Exercise description: In the entries that follow, find the word "comerciante" and report each line it is on.

Supplied records:

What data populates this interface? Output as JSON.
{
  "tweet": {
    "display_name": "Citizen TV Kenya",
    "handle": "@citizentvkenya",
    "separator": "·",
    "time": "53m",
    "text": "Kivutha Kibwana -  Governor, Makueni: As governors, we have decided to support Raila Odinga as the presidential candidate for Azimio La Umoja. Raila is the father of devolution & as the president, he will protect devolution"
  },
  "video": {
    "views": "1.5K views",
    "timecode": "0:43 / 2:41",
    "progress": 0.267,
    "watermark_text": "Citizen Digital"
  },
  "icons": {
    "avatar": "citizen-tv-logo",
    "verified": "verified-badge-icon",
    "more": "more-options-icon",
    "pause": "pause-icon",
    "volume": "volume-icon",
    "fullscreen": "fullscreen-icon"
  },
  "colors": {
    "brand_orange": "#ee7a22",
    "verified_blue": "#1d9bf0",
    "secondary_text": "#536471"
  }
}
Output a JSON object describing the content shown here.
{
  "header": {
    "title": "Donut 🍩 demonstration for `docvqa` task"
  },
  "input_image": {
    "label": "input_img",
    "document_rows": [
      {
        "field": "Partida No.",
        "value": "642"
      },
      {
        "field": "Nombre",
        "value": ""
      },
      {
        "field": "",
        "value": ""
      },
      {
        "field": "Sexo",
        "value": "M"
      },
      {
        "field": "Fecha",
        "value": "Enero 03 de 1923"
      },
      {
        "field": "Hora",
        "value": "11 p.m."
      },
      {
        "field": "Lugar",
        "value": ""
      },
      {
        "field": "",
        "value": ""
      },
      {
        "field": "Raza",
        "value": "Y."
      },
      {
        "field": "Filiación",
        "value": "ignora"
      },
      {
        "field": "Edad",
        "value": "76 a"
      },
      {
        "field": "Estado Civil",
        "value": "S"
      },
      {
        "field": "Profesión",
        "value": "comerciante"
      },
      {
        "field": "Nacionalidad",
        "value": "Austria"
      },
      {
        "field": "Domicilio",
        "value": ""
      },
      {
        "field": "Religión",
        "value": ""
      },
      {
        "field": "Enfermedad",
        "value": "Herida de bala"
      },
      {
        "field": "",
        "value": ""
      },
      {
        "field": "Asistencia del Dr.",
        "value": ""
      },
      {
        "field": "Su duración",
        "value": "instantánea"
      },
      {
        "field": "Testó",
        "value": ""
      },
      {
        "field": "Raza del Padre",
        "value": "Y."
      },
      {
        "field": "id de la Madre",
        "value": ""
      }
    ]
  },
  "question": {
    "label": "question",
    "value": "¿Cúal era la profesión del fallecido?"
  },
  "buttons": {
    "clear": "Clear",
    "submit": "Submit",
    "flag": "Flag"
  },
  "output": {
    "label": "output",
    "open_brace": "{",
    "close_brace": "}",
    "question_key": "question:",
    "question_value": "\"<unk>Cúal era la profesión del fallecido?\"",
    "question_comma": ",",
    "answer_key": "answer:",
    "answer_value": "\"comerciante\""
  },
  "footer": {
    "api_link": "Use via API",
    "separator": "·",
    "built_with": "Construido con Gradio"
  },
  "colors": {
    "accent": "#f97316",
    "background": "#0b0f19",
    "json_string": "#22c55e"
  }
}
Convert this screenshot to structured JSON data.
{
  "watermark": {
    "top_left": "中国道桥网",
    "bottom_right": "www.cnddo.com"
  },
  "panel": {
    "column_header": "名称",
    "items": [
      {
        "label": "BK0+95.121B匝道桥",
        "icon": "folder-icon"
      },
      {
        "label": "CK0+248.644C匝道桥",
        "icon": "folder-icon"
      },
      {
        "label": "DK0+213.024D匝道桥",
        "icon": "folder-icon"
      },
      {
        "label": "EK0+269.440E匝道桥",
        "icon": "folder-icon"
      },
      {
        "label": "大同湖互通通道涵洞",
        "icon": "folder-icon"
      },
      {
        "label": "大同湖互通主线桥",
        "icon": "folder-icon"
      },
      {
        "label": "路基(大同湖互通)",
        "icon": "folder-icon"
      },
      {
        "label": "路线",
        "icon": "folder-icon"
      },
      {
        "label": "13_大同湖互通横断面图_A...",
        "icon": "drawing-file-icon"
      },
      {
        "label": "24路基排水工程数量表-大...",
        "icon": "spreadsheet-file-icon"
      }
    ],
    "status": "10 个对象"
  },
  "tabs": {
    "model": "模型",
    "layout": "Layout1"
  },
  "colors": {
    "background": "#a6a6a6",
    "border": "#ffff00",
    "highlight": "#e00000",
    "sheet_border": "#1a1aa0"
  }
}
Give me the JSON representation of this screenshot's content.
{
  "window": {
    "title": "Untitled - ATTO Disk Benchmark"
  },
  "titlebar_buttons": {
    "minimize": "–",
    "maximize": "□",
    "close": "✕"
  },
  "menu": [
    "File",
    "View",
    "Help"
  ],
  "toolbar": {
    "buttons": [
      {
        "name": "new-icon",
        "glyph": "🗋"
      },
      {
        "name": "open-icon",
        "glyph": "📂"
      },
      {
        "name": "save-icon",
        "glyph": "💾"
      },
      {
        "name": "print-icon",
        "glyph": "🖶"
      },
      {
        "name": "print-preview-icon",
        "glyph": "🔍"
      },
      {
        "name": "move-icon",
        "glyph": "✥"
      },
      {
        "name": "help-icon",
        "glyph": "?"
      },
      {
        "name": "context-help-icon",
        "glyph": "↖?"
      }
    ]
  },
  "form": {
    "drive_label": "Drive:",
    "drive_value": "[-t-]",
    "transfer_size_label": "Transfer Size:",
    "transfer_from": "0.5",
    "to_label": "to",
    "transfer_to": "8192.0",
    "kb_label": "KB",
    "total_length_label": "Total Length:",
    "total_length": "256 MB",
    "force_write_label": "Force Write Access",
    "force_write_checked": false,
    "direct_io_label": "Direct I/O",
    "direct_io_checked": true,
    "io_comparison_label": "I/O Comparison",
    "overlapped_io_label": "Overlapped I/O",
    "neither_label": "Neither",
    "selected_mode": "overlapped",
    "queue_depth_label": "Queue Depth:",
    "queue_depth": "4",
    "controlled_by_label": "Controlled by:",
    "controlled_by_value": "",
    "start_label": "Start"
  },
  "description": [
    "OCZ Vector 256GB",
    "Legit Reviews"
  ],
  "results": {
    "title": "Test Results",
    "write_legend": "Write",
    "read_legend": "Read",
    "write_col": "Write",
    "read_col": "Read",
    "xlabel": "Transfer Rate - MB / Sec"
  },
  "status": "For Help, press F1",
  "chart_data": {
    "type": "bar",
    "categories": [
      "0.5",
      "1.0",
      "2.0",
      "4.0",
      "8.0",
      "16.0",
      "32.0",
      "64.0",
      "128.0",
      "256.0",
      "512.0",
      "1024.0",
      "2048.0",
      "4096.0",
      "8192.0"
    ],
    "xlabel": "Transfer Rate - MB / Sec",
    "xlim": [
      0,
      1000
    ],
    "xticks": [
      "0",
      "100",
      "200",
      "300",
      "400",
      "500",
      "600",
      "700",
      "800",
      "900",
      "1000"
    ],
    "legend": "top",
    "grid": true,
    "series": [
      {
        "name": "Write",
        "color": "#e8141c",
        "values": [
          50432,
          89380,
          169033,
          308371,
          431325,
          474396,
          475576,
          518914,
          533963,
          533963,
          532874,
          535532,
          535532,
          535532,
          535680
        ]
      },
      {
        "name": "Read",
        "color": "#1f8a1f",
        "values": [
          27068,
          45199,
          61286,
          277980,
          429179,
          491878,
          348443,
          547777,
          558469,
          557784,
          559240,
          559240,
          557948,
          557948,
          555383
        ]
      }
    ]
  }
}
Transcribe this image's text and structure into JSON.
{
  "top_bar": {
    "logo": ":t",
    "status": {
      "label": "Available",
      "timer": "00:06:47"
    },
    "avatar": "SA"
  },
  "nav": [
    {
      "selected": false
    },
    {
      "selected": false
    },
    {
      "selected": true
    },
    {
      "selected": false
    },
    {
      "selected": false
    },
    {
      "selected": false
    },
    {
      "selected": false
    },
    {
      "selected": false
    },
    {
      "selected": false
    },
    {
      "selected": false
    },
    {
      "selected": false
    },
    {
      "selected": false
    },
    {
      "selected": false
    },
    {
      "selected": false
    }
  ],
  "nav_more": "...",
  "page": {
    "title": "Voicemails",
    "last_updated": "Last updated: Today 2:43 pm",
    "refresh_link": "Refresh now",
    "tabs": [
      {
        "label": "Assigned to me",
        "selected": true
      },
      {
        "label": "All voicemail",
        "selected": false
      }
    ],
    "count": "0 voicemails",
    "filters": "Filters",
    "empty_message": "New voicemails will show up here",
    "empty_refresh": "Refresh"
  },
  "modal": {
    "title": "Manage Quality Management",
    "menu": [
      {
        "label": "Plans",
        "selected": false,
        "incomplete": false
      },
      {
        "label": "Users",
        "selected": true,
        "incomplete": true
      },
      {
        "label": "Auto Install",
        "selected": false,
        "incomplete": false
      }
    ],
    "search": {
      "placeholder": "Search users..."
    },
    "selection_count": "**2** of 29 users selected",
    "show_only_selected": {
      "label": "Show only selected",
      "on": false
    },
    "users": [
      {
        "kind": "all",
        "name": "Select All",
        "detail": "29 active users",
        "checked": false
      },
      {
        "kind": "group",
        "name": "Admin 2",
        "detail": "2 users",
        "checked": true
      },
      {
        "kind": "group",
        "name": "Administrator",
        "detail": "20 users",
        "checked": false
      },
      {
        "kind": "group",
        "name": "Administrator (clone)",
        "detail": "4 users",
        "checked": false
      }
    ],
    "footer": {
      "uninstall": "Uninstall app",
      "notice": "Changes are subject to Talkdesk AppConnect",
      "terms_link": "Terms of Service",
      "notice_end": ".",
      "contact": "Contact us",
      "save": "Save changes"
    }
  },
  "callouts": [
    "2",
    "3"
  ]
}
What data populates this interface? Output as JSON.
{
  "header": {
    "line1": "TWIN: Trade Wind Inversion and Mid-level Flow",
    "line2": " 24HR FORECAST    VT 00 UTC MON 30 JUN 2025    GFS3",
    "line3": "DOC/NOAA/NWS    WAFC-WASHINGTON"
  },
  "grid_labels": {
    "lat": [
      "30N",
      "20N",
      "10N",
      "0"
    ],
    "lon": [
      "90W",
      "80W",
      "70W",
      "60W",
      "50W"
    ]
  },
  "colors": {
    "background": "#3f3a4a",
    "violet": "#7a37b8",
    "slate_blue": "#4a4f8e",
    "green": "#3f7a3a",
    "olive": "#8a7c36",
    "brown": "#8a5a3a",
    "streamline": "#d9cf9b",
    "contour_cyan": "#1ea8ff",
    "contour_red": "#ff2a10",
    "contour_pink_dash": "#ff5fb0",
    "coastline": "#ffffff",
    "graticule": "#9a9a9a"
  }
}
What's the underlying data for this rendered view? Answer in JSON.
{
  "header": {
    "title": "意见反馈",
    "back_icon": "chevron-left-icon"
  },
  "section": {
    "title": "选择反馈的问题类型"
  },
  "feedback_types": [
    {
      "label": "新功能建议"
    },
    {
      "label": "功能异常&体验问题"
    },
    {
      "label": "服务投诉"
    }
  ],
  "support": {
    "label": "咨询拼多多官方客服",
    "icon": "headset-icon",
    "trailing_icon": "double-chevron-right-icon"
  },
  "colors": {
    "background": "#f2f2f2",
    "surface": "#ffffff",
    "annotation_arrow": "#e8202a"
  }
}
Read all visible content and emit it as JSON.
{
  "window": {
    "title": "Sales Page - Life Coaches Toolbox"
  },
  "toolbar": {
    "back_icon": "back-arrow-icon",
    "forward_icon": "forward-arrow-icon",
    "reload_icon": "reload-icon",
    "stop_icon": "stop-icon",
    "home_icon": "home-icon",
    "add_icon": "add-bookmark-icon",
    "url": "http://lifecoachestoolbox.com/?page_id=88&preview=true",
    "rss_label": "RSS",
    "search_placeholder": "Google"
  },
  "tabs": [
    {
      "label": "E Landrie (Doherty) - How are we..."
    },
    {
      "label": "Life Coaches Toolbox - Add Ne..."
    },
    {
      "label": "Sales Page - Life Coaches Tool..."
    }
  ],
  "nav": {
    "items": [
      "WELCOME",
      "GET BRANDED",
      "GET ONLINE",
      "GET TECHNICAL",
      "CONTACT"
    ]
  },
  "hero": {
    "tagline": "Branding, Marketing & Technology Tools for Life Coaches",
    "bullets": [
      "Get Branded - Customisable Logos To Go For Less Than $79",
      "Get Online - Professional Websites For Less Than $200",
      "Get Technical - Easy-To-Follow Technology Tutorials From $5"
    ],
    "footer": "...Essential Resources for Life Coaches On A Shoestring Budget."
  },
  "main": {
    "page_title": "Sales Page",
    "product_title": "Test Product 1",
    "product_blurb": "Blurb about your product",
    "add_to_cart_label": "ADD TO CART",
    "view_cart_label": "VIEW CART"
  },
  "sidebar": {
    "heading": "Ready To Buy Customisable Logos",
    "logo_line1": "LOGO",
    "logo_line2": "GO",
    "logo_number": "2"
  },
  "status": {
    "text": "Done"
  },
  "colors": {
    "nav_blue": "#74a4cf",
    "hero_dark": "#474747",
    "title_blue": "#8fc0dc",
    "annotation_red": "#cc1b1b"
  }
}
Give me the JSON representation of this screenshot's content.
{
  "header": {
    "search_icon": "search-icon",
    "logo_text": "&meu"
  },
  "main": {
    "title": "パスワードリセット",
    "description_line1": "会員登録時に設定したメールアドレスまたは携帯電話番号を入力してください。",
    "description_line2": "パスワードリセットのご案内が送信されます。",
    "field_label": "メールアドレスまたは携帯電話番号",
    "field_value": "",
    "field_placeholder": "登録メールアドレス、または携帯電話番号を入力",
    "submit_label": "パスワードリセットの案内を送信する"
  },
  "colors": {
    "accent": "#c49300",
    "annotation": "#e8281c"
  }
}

Answer to the problem:
        "value": "comerciante"
    "answer_value": "\"comerciante\""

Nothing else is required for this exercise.